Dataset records
===

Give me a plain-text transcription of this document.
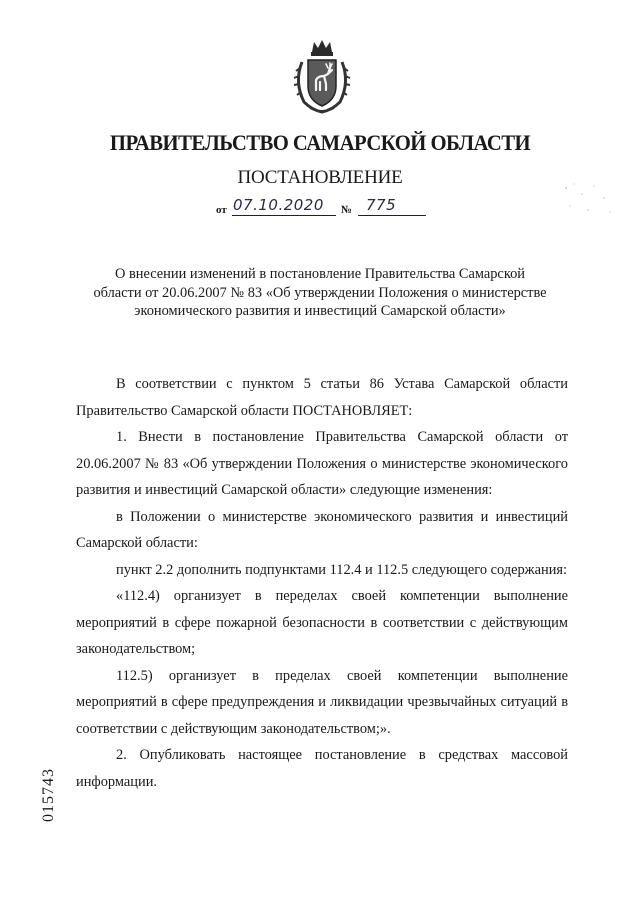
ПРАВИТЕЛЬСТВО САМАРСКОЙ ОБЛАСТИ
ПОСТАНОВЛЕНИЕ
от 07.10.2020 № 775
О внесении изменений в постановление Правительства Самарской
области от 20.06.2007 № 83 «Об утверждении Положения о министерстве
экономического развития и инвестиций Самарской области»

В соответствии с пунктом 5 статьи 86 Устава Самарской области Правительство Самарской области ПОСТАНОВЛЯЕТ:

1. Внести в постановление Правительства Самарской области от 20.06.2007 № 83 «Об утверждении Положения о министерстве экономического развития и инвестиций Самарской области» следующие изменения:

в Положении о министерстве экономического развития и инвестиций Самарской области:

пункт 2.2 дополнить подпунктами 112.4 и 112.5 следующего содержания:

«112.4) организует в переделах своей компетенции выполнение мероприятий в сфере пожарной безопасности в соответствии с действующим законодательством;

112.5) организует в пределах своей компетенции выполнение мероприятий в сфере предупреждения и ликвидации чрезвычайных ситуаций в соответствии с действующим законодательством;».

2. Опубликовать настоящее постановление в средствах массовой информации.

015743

===

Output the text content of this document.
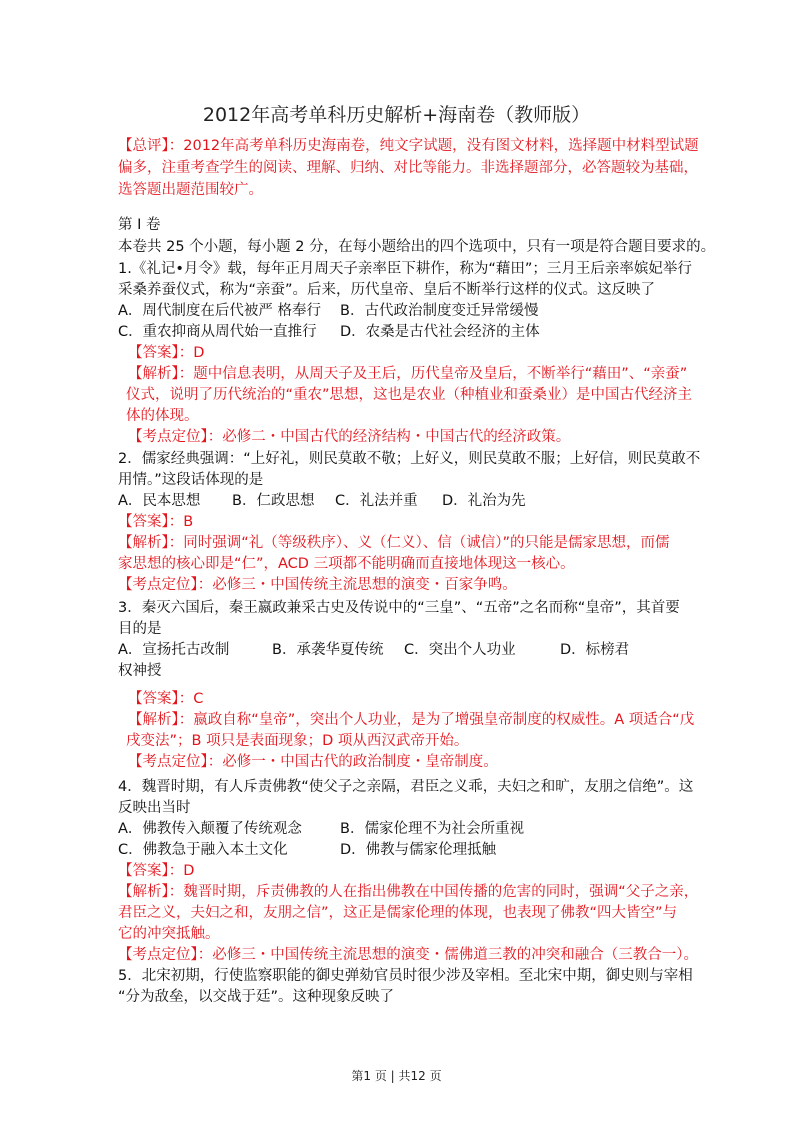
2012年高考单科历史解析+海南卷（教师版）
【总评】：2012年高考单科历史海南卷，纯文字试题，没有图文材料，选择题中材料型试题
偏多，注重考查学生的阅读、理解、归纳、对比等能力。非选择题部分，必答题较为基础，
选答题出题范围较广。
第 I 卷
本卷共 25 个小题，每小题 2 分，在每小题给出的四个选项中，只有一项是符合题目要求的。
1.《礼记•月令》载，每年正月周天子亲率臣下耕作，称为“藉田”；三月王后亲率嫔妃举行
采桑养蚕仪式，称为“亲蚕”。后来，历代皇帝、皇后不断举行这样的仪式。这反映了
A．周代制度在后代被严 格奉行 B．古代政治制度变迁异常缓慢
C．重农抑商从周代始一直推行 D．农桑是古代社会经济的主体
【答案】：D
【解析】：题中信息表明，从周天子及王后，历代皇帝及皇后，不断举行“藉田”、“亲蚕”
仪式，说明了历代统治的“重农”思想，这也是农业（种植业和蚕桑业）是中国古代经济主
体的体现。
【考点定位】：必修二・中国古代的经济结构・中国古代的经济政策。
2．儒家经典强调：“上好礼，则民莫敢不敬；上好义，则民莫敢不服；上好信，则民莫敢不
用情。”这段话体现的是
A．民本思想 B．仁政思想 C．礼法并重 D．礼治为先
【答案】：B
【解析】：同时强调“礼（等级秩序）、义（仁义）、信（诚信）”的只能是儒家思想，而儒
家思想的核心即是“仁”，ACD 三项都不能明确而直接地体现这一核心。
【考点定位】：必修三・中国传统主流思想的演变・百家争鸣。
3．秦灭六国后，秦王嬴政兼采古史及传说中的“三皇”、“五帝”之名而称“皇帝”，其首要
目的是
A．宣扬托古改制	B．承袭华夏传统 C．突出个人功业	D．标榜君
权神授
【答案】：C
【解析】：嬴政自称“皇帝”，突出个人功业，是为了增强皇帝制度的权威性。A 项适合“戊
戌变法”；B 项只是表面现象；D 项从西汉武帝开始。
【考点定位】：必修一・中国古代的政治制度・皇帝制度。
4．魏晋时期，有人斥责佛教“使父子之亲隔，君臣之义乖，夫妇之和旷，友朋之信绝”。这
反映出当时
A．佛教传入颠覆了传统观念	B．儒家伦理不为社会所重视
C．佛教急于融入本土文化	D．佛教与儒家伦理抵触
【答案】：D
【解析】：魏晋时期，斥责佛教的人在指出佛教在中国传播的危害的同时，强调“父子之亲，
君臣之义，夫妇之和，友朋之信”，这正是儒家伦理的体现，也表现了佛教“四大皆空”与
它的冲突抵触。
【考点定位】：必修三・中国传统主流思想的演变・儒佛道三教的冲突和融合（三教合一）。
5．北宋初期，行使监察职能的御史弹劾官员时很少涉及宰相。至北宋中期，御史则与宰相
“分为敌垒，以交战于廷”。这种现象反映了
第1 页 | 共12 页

===

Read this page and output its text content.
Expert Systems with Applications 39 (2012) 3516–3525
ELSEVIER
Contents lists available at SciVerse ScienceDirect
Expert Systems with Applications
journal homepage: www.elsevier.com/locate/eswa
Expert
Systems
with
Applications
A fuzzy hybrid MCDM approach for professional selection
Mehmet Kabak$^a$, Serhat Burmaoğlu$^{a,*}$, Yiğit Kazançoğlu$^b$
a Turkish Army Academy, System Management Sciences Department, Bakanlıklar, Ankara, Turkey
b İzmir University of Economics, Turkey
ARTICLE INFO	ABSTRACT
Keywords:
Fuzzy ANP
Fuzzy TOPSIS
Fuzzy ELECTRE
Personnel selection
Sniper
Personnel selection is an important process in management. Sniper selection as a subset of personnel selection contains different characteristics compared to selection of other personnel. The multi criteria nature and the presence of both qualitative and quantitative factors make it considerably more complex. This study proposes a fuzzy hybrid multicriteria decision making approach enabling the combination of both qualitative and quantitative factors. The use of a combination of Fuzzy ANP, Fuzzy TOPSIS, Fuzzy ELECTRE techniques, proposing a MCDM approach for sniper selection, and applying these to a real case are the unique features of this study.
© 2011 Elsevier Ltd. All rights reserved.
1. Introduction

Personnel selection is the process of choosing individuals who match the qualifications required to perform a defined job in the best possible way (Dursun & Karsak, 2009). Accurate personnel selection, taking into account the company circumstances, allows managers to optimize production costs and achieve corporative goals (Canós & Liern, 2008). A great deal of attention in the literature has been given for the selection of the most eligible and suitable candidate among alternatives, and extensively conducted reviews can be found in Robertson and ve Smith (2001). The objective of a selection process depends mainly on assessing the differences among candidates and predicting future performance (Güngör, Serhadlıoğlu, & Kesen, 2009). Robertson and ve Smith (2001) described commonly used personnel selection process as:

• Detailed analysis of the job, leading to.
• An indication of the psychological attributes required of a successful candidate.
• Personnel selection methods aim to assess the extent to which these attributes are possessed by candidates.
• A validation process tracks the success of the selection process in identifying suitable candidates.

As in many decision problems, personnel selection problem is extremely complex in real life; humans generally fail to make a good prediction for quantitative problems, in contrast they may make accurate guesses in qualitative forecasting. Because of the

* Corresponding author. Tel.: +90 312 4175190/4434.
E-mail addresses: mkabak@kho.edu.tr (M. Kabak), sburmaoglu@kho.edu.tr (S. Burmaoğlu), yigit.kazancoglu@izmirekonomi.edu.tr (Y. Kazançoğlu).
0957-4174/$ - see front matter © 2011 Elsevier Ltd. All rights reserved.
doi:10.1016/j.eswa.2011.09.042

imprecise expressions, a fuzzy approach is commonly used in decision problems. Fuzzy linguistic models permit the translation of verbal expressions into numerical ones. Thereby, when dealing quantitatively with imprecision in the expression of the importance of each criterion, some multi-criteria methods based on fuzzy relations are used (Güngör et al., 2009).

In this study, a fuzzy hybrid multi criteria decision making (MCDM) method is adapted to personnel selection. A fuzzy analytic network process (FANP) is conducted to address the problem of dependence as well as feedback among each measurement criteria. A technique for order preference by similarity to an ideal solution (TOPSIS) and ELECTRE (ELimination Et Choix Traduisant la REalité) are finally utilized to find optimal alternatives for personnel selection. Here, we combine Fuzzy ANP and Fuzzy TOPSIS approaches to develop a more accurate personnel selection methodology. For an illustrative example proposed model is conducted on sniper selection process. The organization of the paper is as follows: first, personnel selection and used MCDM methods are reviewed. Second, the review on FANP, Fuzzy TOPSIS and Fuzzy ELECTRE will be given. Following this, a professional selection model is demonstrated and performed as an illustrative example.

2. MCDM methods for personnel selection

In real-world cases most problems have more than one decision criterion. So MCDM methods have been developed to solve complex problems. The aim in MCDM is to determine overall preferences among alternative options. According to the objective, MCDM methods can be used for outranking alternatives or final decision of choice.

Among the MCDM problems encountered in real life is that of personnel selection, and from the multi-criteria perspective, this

===

**THE TASK:** Select every line in the material above where the string "eswa" occurs, and copy it.

**RESPONSE TO THE EXERCISE:**
journal homepage: www.elsevier.com/locate/eswa
doi:10.1016/j.eswa.2011.09.042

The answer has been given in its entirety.